Tally the lines in the listing below that include "entre". Answer with the count and nothing more.

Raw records
++++++++++
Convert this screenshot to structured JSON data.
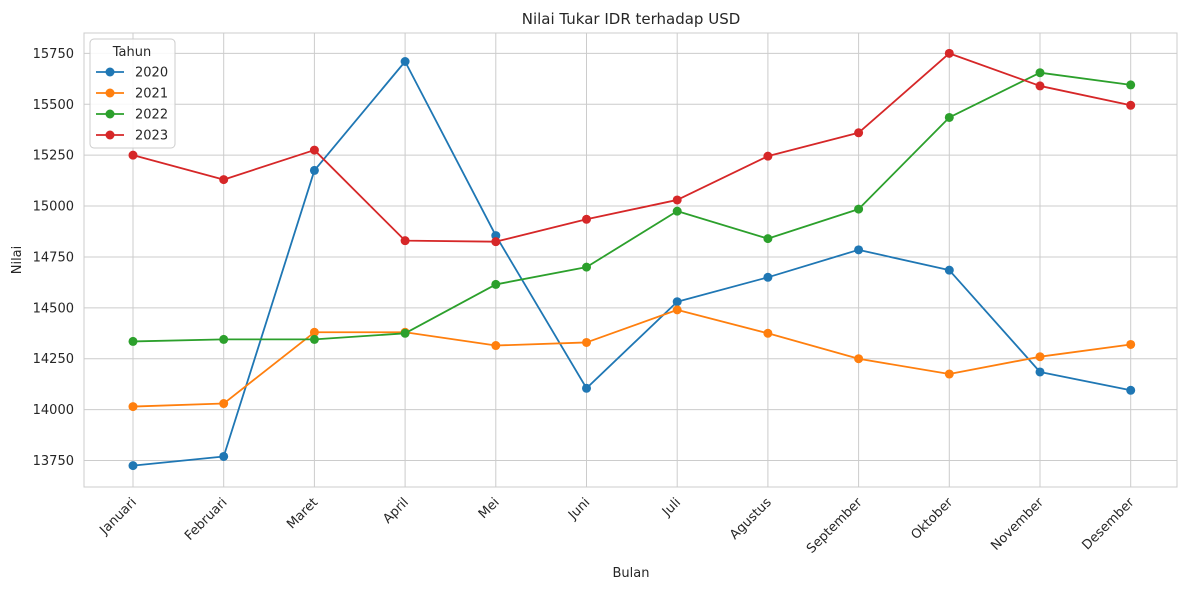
{
  "chart_data": {
    "type": "line",
    "title": "Nilai Tukar IDR terhadap USD",
    "xlabel": "Bulan",
    "ylabel": "Nilai",
    "categories": [
      "Januari",
      "Februari",
      "Maret",
      "April",
      "Mei",
      "Juni",
      "Juli",
      "Agustus",
      "September",
      "Oktober",
      "November",
      "Desember"
    ],
    "yticks": [
      13750,
      14000,
      14250,
      14500,
      14750,
      15000,
      15250,
      15500,
      15750
    ],
    "ylim": [
      13620,
      15850
    ],
    "grid": true,
    "legend": {
      "title": "Tahun",
      "placement": "top-left"
    },
    "series": [
      {
        "name": "2020",
        "color": "#1f77b4",
        "values": [
          13725,
          13770,
          15175,
          15710,
          14855,
          14105,
          14530,
          14650,
          14785,
          14685,
          14185,
          14095
        ]
      },
      {
        "name": "2021",
        "color": "#ff7f0e",
        "values": [
          14015,
          14030,
          14380,
          14380,
          14315,
          14330,
          14490,
          14375,
          14250,
          14175,
          14260,
          14320
        ]
      },
      {
        "name": "2022",
        "color": "#2ca02c",
        "values": [
          14335,
          14345,
          14345,
          14375,
          14615,
          14700,
          14975,
          14840,
          14985,
          15435,
          15655,
          15595
        ]
      },
      {
        "name": "2023",
        "color": "#d62728",
        "values": [
          15250,
          15130,
          15275,
          14830,
          14825,
          14935,
          15030,
          15245,
          15360,
          15750,
          15590,
          15495
        ]
      }
    ]
  }
}
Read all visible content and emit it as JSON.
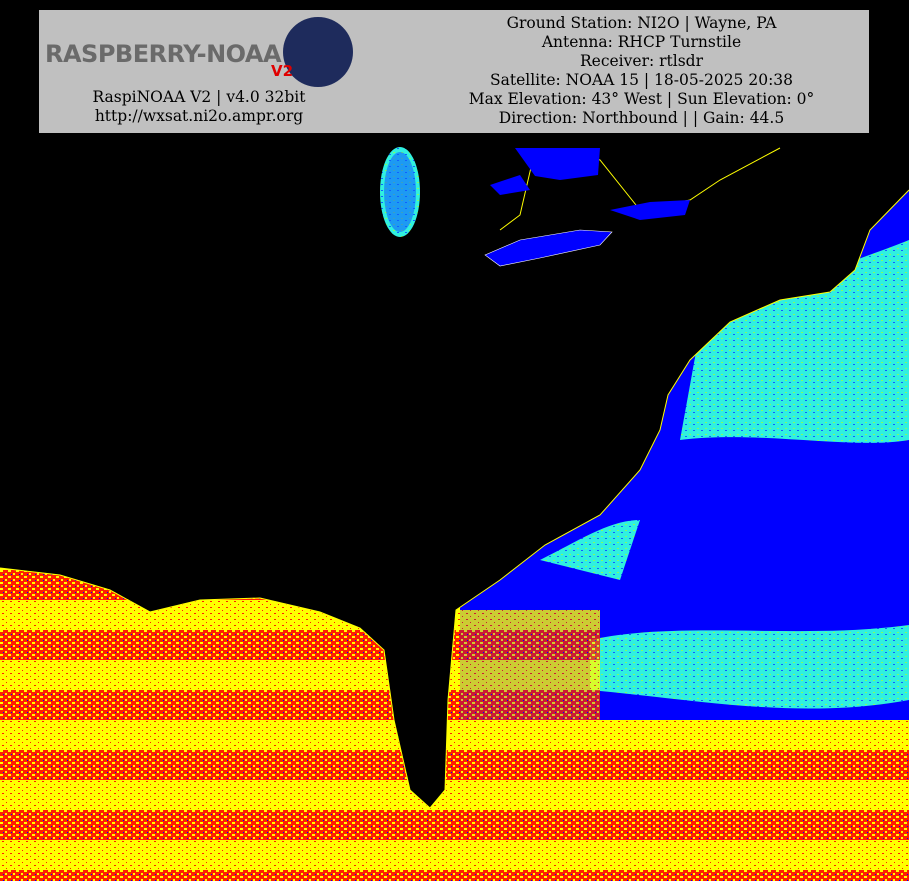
{
  "header": {
    "logo_text": "RASPBERRY-NOAA",
    "logo_badge": "V2",
    "left_lines": [
      "RaspiNOAA V2 | v4.0 32bit",
      "http://wxsat.ni2o.ampr.org"
    ],
    "right_lines": [
      "Ground Station: NI2O | Wayne, PA",
      "Antenna: RHCP Turnstile",
      "Receiver: rtlsdr",
      "Satellite: NOAA 15 | 18-05-2025 20:38",
      "Max Elevation: 43° West | Sun Elevation: 0°",
      "Direction: Northbound | | Gain: 44.5"
    ]
  }
}
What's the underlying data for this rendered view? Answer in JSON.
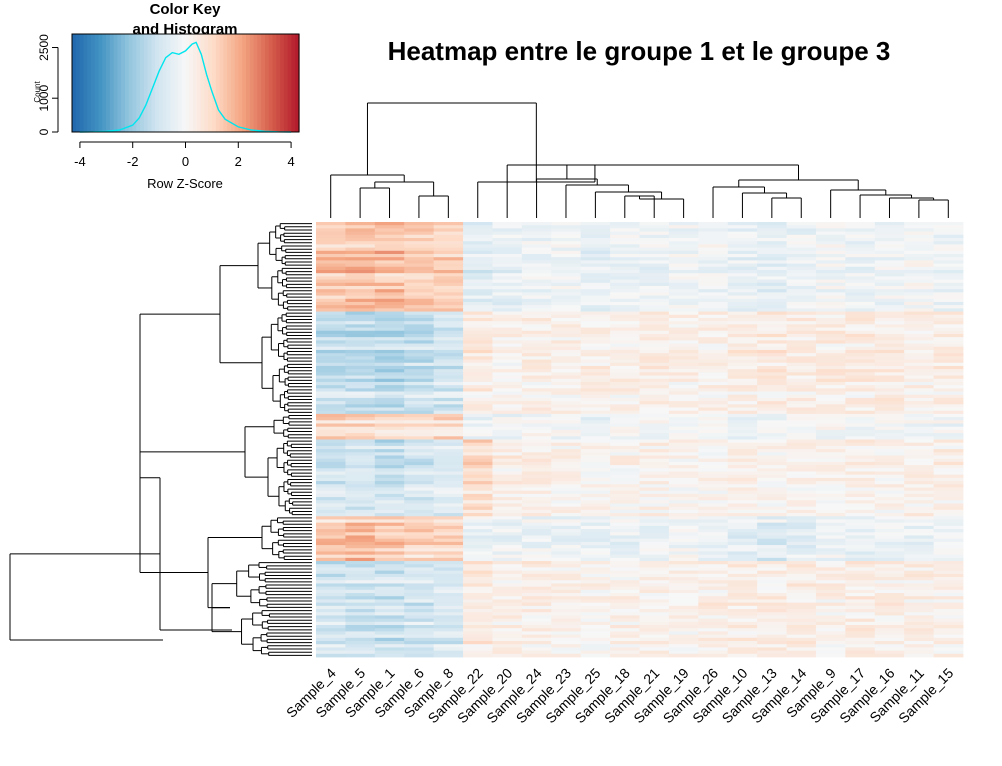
{
  "main_title": "Heatmap entre le groupe 1 et le groupe 3",
  "color_key": {
    "title_line1": "Color Key",
    "title_line2": "and Histogram",
    "xlabel": "Row Z-Score",
    "ylabel": "Count",
    "x_ticks": [
      -4,
      -2,
      0,
      2,
      4
    ],
    "x_tick_labels": [
      "-4",
      "-2",
      "0",
      "2",
      "4"
    ],
    "y_ticks": [
      0,
      1000,
      2500
    ],
    "y_tick_labels": [
      "0",
      "1000",
      "2500"
    ],
    "xlim": [
      -4.3,
      4.3
    ],
    "ylim": [
      0,
      2900
    ],
    "colors": [
      "#2166ac",
      "#4393c3",
      "#92c5de",
      "#d1e5f0",
      "#f7f7f7",
      "#fddbc7",
      "#f4a582",
      "#d6604d",
      "#b2182b"
    ],
    "histogram_color": "#00e5ee"
  },
  "chart_data": {
    "type": "heatmap",
    "title": "Heatmap entre le groupe 1 et le groupe 3",
    "columns": [
      "Sample_4",
      "Sample_5",
      "Sample_1",
      "Sample_6",
      "Sample_8",
      "Sample_22",
      "Sample_20",
      "Sample_24",
      "Sample_23",
      "Sample_25",
      "Sample_18",
      "Sample_21",
      "Sample_19",
      "Sample_26",
      "Sample_10",
      "Sample_13",
      "Sample_14",
      "Sample_9",
      "Sample_17",
      "Sample_16",
      "Sample_11",
      "Sample_15"
    ],
    "value_scale": "Row Z-Score",
    "value_range": [
      -4.3,
      4.3
    ],
    "color_scale": [
      "#2166ac",
      "#f7f7f7",
      "#b2182b"
    ],
    "row_dendrogram": true,
    "column_dendrogram": true,
    "histogram": {
      "x": [
        -4,
        -3.5,
        -3,
        -2.5,
        -2,
        -1.75,
        -1.5,
        -1.25,
        -1,
        -0.75,
        -0.5,
        -0.25,
        0,
        0.25,
        0.4,
        0.6,
        0.8,
        1,
        1.25,
        1.5,
        2,
        2.5,
        3,
        3.5,
        4
      ],
      "counts": [
        0,
        5,
        20,
        60,
        200,
        420,
        800,
        1300,
        1800,
        2200,
        2350,
        2300,
        2400,
        2600,
        2650,
        2300,
        1700,
        1200,
        650,
        380,
        150,
        60,
        20,
        5,
        0
      ]
    },
    "row_blocks": [
      {
        "rows": 28,
        "pattern": [
          1.4,
          1.5,
          1.5,
          1.3,
          1.2,
          -0.6,
          -0.4,
          -0.3,
          -0.2,
          -0.4,
          -0.3,
          -0.3,
          -0.2,
          -0.2,
          -0.4,
          -0.5,
          -0.3,
          -0.2,
          -0.3,
          -0.2,
          -0.1,
          -0.3
        ]
      },
      {
        "rows": 32,
        "pattern": [
          -1.3,
          -1.3,
          -1.4,
          -1.2,
          -1.0,
          0.5,
          0.2,
          0.3,
          0.3,
          0.4,
          0.3,
          0.4,
          0.3,
          0.3,
          0.4,
          0.5,
          0.4,
          0.4,
          0.4,
          0.4,
          0.3,
          0.4
        ]
      },
      {
        "rows": 8,
        "pattern": [
          1.1,
          1.1,
          0.9,
          1.0,
          1.0,
          -0.4,
          -0.2,
          -0.1,
          -0.2,
          -0.3,
          -0.2,
          -0.2,
          -0.1,
          -0.1,
          -0.2,
          -0.3,
          -0.2,
          -0.1,
          -0.1,
          -0.1,
          -0.1,
          -0.2
        ]
      },
      {
        "rows": 24,
        "pattern": [
          -0.9,
          -0.9,
          -1.1,
          -0.9,
          -0.8,
          0.9,
          0.4,
          0.3,
          0.2,
          0.2,
          0.2,
          0.2,
          0.1,
          0.2,
          0.3,
          0.2,
          0.2,
          0.2,
          0.3,
          0.2,
          0.3,
          0.3
        ]
      },
      {
        "rows": 14,
        "pattern": [
          1.3,
          1.4,
          1.2,
          1.1,
          1.0,
          -0.3,
          -0.3,
          -0.3,
          -0.3,
          -0.3,
          -0.3,
          -0.3,
          -0.2,
          -0.3,
          -0.5,
          -0.6,
          -0.5,
          -0.3,
          -0.4,
          -0.3,
          -0.3,
          -0.3
        ]
      },
      {
        "rows": 30,
        "pattern": [
          -1.1,
          -1.1,
          -1.2,
          -1.0,
          -0.9,
          0.6,
          0.3,
          0.3,
          0.2,
          0.2,
          0.2,
          0.3,
          0.2,
          0.3,
          0.4,
          0.4,
          0.4,
          0.3,
          0.4,
          0.3,
          0.3,
          0.3
        ]
      }
    ]
  }
}
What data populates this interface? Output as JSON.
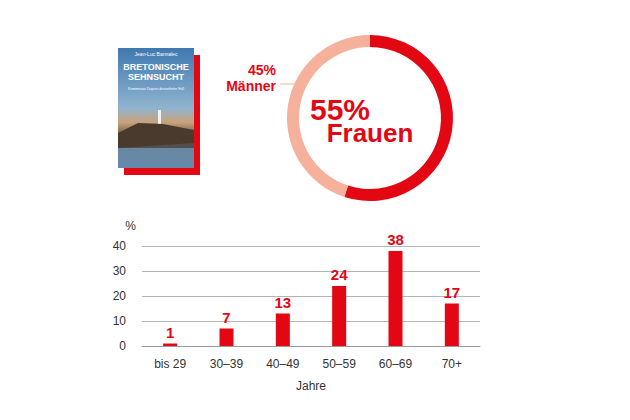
{
  "chart_data": [
    {
      "type": "pie",
      "categories": [
        "Frauen",
        "Männer"
      ],
      "values": [
        55,
        45
      ],
      "value_labels": [
        "55%",
        "45%"
      ],
      "colors": [
        "#e30613",
        "#f5b19c"
      ],
      "data_labels": true
    },
    {
      "type": "bar",
      "x_label": "Jahre",
      "y_label": "%",
      "categories": [
        "bis 29",
        "30–39",
        "40–49",
        "50–59",
        "60–69",
        "70+"
      ],
      "values": [
        1,
        7,
        13,
        24,
        38,
        17
      ],
      "color": "#e30613",
      "ylim": [
        0,
        40
      ],
      "yticks": [
        0,
        10,
        20,
        30,
        40
      ],
      "grid": true,
      "data_labels": true
    }
  ],
  "book_cover": {
    "author": "Jean-Luc Bannalec",
    "title": "BRETONISCHE SEHNSUCHT",
    "subtitle": "Kommissar Dupins dreizehnter Fall"
  }
}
++++++++++
◆ **FINAL RESULT**
2